*Requirements*. Write each line out exactly, leaving none out.
# START OF Given data
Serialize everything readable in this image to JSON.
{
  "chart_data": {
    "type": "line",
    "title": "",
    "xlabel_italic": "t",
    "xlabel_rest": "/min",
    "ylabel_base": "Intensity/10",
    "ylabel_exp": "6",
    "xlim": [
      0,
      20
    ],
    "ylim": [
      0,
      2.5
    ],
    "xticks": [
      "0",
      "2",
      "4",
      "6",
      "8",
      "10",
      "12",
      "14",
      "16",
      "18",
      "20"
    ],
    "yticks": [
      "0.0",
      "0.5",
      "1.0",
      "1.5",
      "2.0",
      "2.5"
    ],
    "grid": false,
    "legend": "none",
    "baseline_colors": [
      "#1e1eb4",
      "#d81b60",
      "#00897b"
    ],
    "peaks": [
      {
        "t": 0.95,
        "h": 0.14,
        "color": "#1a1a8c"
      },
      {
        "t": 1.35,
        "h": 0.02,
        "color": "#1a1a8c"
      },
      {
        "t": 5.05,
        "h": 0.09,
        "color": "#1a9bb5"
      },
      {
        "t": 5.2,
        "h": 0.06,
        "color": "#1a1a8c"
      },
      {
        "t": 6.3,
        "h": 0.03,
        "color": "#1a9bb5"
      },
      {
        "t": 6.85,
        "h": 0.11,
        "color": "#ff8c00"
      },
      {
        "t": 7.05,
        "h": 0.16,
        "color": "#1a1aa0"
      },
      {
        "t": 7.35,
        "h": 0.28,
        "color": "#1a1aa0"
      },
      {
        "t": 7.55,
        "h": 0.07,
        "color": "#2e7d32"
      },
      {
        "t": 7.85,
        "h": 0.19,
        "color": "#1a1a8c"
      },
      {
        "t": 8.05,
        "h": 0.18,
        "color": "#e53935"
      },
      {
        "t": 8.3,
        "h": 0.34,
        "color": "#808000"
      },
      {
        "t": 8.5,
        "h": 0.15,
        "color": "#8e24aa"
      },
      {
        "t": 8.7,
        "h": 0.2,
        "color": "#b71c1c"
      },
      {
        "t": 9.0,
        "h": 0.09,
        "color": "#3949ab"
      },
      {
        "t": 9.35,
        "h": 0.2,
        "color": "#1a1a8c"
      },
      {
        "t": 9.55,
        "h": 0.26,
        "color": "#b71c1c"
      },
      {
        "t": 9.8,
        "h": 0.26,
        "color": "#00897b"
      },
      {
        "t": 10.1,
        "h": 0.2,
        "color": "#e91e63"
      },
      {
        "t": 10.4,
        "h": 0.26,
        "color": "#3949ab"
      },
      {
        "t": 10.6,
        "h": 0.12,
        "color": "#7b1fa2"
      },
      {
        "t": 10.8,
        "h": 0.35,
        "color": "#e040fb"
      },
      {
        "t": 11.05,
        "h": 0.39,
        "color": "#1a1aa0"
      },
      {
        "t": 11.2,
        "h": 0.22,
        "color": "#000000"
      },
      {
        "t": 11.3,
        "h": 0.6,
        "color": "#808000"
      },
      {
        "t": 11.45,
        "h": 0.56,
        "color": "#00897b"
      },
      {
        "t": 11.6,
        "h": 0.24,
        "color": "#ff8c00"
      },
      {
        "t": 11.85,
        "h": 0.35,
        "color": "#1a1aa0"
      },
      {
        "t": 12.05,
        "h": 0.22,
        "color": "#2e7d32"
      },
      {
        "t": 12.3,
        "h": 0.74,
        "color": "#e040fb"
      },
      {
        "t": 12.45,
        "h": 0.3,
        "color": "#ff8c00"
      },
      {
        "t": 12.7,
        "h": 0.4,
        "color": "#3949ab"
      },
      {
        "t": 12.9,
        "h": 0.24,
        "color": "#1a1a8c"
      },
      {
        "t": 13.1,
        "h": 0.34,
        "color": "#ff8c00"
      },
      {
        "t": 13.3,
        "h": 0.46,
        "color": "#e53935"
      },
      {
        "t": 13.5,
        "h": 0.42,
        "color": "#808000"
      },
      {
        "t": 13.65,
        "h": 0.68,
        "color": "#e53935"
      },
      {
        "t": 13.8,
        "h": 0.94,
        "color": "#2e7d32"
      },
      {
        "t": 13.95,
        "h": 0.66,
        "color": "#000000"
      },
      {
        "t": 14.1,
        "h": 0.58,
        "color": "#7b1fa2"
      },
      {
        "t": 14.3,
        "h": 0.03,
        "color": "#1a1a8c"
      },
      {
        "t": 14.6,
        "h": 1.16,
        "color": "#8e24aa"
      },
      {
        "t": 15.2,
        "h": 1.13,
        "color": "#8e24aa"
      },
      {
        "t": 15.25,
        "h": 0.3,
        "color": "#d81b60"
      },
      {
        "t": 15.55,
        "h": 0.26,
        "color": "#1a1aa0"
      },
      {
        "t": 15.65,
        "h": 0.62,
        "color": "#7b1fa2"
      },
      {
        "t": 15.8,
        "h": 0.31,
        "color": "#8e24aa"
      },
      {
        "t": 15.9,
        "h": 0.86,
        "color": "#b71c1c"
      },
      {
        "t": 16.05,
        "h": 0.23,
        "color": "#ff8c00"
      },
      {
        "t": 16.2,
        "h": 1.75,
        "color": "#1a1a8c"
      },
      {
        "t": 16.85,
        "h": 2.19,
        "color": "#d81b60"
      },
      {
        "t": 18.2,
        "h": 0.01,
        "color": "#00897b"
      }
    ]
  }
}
# END OF Given data
*Finished exercise*.
Serialize everything readable in this image to JSON.
{
  "chart_data": {
    "type": "line",
    "title": "",
    "xlabel_italic": "t",
    "xlabel_rest": "/min",
    "ylabel_base": "Intensity/10",
    "ylabel_exp": "6",
    "xlim": [
      0,
      20
    ],
    "ylim": [
      0,
      2.5
    ],
    "xticks": [
      "0",
      "2",
      "4",
      "6",
      "8",
      "10",
      "12",
      "14",
      "16",
      "18",
      "20"
    ],
    "yticks": [
      "0.0",
      "0.5",
      "1.0",
      "1.5",
      "2.0",
      "2.5"
    ],
    "grid": false,
    "legend": "none",
    "baseline_colors": [
      "#1e1eb4",
      "#d81b60",
      "#00897b"
    ],
    "peaks": [
      {
        "t": 0.95,
        "h": 0.14,
        "color": "#1a1a8c"
      },
      {
        "t": 1.35,
        "h": 0.02,
        "color": "#1a1a8c"
      },
      {
        "t": 5.05,
        "h": 0.09,
        "color": "#1a9bb5"
      },
      {
        "t": 5.2,
        "h": 0.06,
        "color": "#1a1a8c"
      },
      {
        "t": 6.3,
        "h": 0.03,
        "color": "#1a9bb5"
      },
      {
        "t": 6.85,
        "h": 0.11,
        "color": "#ff8c00"
      },
      {
        "t": 7.05,
        "h": 0.16,
        "color": "#1a1aa0"
      },
      {
        "t": 7.35,
        "h": 0.28,
        "color": "#1a1aa0"
      },
      {
        "t": 7.55,
        "h": 0.07,
        "color": "#2e7d32"
      },
      {
        "t": 7.85,
        "h": 0.19,
        "color": "#1a1a8c"
      },
      {
        "t": 8.05,
        "h": 0.18,
        "color": "#e53935"
      },
      {
        "t": 8.3,
        "h": 0.34,
        "color": "#808000"
      },
      {
        "t": 8.5,
        "h": 0.15,
        "color": "#8e24aa"
      },
      {
        "t": 8.7,
        "h": 0.2,
        "color": "#b71c1c"
      },
      {
        "t": 9.0,
        "h": 0.09,
        "color": "#3949ab"
      },
      {
        "t": 9.35,
        "h": 0.2,
        "color": "#1a1a8c"
      },
      {
        "t": 9.55,
        "h": 0.26,
        "color": "#b71c1c"
      },
      {
        "t": 9.8,
        "h": 0.26,
        "color": "#00897b"
      },
      {
        "t": 10.1,
        "h": 0.2,
        "color": "#e91e63"
      },
      {
        "t": 10.4,
        "h": 0.26,
        "color": "#3949ab"
      },
      {
        "t": 10.6,
        "h": 0.12,
        "color": "#7b1fa2"
      },
      {
        "t": 10.8,
        "h": 0.35,
        "color": "#e040fb"
      },
      {
        "t": 11.05,
        "h": 0.39,
        "color": "#1a1aa0"
      },
      {
        "t": 11.2,
        "h": 0.22,
        "color": "#000000"
      },
      {
        "t": 11.3,
        "h": 0.6,
        "color": "#808000"
      },
      {
        "t": 11.45,
        "h": 0.56,
        "color": "#00897b"
      },
      {
        "t": 11.6,
        "h": 0.24,
        "color": "#ff8c00"
      },
      {
        "t": 11.85,
        "h": 0.35,
        "color": "#1a1aa0"
      },
      {
        "t": 12.05,
        "h": 0.22,
        "color": "#2e7d32"
      },
      {
        "t": 12.3,
        "h": 0.74,
        "color": "#e040fb"
      },
      {
        "t": 12.45,
        "h": 0.3,
        "color": "#ff8c00"
      },
      {
        "t": 12.7,
        "h": 0.4,
        "color": "#3949ab"
      },
      {
        "t": 12.9,
        "h": 0.24,
        "color": "#1a1a8c"
      },
      {
        "t": 13.1,
        "h": 0.34,
        "color": "#ff8c00"
      },
      {
        "t": 13.3,
        "h": 0.46,
        "color": "#e53935"
      },
      {
        "t": 13.5,
        "h": 0.42,
        "color": "#808000"
      },
      {
        "t": 13.65,
        "h": 0.68,
        "color": "#e53935"
      },
      {
        "t": 13.8,
        "h": 0.94,
        "color": "#2e7d32"
      },
      {
        "t": 13.95,
        "h": 0.66,
        "color": "#000000"
      },
      {
        "t": 14.1,
        "h": 0.58,
        "color": "#7b1fa2"
      },
      {
        "t": 14.3,
        "h": 0.03,
        "color": "#1a1a8c"
      },
      {
        "t": 14.6,
        "h": 1.16,
        "color": "#8e24aa"
      },
      {
        "t": 15.2,
        "h": 1.13,
        "color": "#8e24aa"
      },
      {
        "t": 15.25,
        "h": 0.3,
        "color": "#d81b60"
      },
      {
        "t": 15.55,
        "h": 0.26,
        "color": "#1a1aa0"
      },
      {
        "t": 15.65,
        "h": 0.62,
        "color": "#7b1fa2"
      },
      {
        "t": 15.8,
        "h": 0.31,
        "color": "#8e24aa"
      },
      {
        "t": 15.9,
        "h": 0.86,
        "color": "#b71c1c"
      },
      {
        "t": 16.05,
        "h": 0.23,
        "color": "#ff8c00"
      },
      {
        "t": 16.2,
        "h": 1.75,
        "color": "#1a1a8c"
      },
      {
        "t": 16.85,
        "h": 2.19,
        "color": "#d81b60"
      },
      {
        "t": 18.2,
        "h": 0.01,
        "color": "#00897b"
      }
    ]
  }
}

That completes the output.